Aim of the task
Filter the data below for the string "part" and copy each matching line.

Source material
-----

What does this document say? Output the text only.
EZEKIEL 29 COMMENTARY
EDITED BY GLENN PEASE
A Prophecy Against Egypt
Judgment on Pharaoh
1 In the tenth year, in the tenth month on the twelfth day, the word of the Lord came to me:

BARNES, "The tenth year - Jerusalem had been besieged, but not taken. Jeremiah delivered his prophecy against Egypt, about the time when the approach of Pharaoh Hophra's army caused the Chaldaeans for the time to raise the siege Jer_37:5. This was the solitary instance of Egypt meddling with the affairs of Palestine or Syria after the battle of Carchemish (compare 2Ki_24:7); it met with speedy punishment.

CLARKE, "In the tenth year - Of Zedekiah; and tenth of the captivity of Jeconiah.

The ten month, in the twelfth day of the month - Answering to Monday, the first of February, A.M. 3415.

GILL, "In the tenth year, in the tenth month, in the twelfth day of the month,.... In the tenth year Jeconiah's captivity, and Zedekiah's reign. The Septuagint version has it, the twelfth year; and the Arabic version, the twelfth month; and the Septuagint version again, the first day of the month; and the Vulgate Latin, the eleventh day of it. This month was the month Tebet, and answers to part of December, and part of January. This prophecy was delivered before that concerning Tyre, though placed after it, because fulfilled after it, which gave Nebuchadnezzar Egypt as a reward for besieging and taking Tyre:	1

-----

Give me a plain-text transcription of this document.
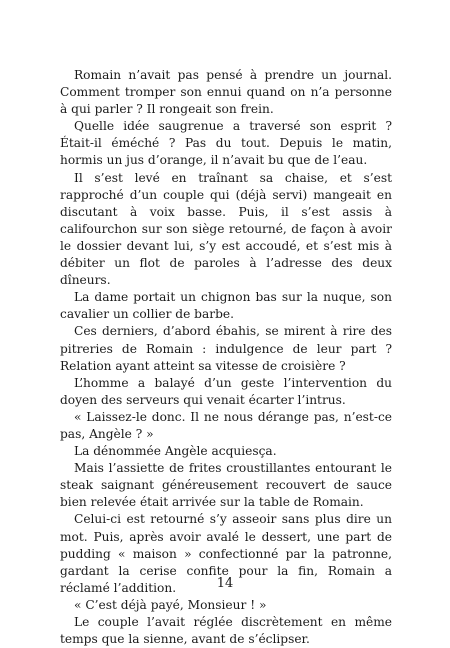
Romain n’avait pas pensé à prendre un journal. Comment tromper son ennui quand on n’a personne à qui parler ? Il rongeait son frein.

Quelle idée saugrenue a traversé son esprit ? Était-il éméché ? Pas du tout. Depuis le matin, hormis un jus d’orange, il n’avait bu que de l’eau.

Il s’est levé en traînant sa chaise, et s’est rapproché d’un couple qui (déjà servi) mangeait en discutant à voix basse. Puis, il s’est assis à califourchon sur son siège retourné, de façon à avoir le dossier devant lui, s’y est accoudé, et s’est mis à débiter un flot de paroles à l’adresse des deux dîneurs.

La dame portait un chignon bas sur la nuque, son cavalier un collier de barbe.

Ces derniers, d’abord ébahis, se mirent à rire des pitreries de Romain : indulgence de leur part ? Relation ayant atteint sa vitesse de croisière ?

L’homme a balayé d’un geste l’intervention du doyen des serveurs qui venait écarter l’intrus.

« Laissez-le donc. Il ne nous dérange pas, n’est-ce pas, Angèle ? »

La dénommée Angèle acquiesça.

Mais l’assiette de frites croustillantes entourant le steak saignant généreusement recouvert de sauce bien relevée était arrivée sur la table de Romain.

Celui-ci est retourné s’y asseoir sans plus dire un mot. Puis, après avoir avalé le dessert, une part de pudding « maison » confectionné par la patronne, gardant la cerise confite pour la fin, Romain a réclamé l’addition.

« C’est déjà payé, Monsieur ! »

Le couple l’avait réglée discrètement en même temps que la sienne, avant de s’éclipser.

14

-----

Written answer
GILL, "In the tenth year, in the tenth month, in the twelfth day of the month,.... In the tenth year Jeconiah's captivity, and Zedekiah's reign. The Septuagint version has it, the twelfth year; and the Arabic version, the twelfth month; and the Septuagint version again, the first day of the month; and the Vulgate Latin, the eleventh day of it. This month was the month Tebet, and answers to part of December, and part of January. This prophecy was delivered before that concerning Tyre, though placed after it, because fulfilled after it, which gave Nebuchadnezzar Egypt as a reward for besieging and taking Tyre:	1
Ces derniers, d’abord ébahis, se mirent à rire des pitreries de Romain : indulgence de leur part ? Relation ayant atteint sa vitesse de croisière ?
Celui-ci est retourné s’y asseoir sans plus dire un mot. Puis, après avoir avalé le dessert, une part de pudding « maison » confectionné par la patronne, gardant la cerise confite pour la fin, Romain a réclamé l’addition.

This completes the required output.